[Extracted material]:
* * * * *

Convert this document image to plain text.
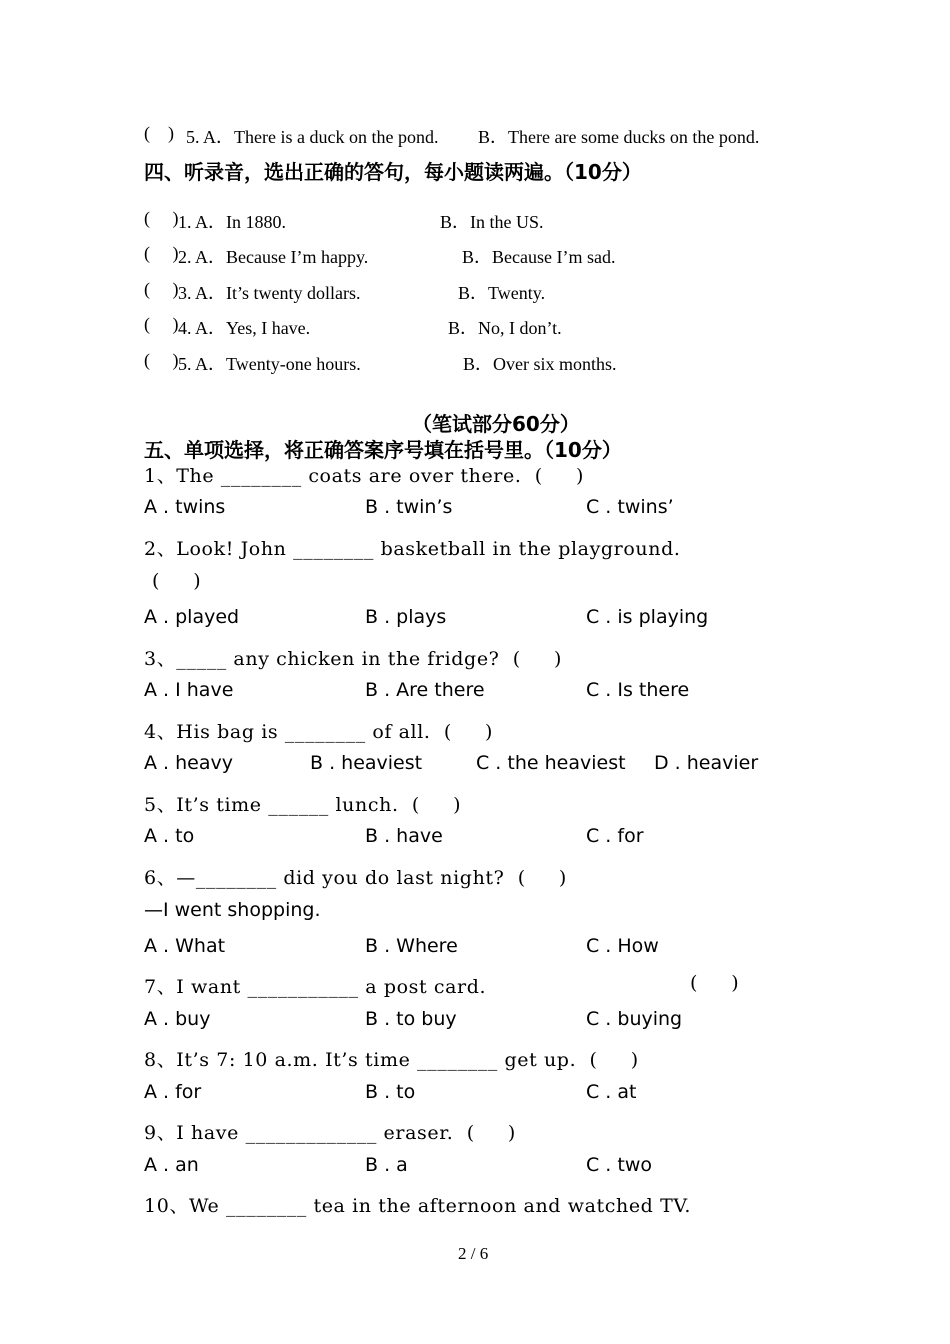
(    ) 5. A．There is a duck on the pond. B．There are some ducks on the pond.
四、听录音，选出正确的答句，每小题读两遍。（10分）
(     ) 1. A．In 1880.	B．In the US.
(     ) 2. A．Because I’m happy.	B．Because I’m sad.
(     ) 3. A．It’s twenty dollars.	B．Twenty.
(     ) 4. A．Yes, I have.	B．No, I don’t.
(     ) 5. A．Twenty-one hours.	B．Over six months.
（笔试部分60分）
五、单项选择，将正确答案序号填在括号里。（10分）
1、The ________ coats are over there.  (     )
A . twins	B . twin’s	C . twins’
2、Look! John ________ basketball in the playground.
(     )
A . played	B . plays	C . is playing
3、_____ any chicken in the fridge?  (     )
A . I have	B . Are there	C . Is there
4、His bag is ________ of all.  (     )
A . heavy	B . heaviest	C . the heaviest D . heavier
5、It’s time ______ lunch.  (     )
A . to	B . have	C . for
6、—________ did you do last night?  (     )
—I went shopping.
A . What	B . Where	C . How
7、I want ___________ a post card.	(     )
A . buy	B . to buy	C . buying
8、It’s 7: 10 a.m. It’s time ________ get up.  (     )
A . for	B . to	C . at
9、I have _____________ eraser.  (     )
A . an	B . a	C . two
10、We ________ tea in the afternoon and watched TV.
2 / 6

* * * * *

[What you will do]: Using the records above, copy every line that has the word "have" in it.

[The completed task]:
(     ) 4. A．Yes, I have.	B．No, I don’t.
A . I have	B . Are there	C . Is there
A . to	B . have	C . for
9、I have _____________ eraser.  (     )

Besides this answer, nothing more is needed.